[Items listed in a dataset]
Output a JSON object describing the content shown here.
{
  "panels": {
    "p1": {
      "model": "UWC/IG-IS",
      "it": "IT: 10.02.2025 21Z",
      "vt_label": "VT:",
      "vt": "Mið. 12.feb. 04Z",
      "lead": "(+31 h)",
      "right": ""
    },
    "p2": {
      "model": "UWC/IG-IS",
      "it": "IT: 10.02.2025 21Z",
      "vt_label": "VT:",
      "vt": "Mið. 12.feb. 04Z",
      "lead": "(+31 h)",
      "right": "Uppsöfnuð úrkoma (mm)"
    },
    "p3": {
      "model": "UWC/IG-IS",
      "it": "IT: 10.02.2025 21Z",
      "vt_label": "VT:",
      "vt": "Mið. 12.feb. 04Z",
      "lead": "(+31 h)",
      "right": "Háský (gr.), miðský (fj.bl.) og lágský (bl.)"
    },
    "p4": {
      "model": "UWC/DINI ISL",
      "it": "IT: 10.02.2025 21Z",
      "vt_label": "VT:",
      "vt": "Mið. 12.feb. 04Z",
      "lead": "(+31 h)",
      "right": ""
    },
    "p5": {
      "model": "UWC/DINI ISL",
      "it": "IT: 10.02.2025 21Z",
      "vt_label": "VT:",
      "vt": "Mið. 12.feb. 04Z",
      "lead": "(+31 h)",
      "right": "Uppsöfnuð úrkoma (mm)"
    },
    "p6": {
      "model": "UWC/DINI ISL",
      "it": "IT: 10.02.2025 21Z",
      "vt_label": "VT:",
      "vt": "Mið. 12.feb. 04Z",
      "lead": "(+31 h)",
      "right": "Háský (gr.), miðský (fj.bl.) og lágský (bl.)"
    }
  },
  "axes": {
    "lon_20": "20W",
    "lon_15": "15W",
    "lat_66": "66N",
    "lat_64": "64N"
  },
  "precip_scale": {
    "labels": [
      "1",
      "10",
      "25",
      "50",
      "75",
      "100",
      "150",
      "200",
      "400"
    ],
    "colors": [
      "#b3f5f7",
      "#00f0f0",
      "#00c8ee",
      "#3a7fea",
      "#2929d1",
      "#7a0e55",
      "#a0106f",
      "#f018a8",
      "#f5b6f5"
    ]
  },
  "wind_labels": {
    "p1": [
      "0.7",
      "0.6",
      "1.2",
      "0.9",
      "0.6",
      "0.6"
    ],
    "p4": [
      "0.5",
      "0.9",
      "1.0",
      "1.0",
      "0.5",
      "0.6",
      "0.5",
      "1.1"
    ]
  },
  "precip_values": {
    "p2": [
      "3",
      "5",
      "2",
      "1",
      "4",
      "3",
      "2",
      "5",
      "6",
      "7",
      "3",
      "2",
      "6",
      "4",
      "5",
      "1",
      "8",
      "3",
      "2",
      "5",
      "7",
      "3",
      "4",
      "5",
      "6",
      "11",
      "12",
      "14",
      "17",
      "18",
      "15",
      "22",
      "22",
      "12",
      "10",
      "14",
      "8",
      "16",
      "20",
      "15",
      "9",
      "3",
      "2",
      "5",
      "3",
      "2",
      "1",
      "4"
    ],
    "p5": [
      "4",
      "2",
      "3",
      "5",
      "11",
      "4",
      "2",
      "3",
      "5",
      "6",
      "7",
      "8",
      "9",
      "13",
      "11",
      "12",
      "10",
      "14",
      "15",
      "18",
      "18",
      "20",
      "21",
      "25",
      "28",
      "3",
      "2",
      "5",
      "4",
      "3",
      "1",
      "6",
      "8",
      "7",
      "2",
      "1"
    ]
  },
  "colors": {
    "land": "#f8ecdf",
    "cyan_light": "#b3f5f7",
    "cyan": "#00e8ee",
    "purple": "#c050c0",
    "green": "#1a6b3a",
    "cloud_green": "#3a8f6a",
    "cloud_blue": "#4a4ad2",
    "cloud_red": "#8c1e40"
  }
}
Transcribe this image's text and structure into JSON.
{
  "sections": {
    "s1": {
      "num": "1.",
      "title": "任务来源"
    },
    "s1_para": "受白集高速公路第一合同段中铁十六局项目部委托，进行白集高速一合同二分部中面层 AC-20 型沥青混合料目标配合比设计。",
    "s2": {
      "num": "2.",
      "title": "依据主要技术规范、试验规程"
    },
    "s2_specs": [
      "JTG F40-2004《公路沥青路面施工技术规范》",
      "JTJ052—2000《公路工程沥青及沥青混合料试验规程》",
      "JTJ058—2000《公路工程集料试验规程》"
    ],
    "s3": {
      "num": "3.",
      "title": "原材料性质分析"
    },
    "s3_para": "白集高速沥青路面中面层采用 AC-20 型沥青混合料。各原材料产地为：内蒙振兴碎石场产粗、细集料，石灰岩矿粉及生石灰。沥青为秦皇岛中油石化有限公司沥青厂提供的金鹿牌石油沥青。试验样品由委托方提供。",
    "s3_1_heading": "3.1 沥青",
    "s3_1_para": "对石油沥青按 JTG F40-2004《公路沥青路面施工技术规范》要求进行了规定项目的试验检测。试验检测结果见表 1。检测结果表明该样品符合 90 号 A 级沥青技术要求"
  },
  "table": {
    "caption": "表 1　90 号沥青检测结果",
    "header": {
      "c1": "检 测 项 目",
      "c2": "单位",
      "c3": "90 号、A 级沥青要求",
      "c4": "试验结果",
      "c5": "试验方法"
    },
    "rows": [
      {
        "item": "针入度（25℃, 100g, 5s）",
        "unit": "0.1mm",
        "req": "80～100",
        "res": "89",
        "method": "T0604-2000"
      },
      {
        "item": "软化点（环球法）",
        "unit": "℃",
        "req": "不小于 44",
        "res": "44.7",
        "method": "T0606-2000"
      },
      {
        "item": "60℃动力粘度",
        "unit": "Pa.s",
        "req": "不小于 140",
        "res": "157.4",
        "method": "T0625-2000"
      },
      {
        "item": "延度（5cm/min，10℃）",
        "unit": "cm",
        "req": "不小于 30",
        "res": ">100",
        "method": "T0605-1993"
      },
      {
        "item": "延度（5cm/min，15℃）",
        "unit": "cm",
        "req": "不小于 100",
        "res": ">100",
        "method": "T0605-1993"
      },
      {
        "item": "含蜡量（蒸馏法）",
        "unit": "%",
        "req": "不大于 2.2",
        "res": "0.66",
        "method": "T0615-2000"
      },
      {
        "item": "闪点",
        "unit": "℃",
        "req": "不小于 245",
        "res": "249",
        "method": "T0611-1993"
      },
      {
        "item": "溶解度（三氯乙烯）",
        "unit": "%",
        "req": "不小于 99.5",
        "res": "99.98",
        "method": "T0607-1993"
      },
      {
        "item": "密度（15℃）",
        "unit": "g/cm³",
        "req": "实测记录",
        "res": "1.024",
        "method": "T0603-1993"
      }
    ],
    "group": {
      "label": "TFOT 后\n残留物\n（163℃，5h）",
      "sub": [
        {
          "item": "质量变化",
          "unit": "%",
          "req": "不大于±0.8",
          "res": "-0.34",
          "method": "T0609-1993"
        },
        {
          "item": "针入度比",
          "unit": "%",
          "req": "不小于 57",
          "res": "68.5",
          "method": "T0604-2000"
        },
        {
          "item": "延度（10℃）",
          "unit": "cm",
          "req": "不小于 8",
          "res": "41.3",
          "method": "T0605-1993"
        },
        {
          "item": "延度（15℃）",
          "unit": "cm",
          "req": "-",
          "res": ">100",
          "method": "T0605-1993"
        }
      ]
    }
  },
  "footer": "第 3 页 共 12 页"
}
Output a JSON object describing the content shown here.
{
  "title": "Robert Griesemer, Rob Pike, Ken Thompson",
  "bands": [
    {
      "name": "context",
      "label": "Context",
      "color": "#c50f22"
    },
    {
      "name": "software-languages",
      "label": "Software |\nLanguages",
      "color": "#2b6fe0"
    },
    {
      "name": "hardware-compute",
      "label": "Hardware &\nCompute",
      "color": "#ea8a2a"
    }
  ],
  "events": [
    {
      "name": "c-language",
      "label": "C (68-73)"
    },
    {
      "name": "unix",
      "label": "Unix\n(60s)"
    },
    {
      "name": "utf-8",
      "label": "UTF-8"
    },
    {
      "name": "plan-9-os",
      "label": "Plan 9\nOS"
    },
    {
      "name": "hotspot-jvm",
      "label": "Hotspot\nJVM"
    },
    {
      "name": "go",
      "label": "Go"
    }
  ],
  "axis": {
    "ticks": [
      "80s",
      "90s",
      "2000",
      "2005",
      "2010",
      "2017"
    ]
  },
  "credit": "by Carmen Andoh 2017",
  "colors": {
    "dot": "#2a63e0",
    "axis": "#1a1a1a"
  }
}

### Your goal
State how many lines in the records above contain the word "name", and give only that number.

### Exercise response
9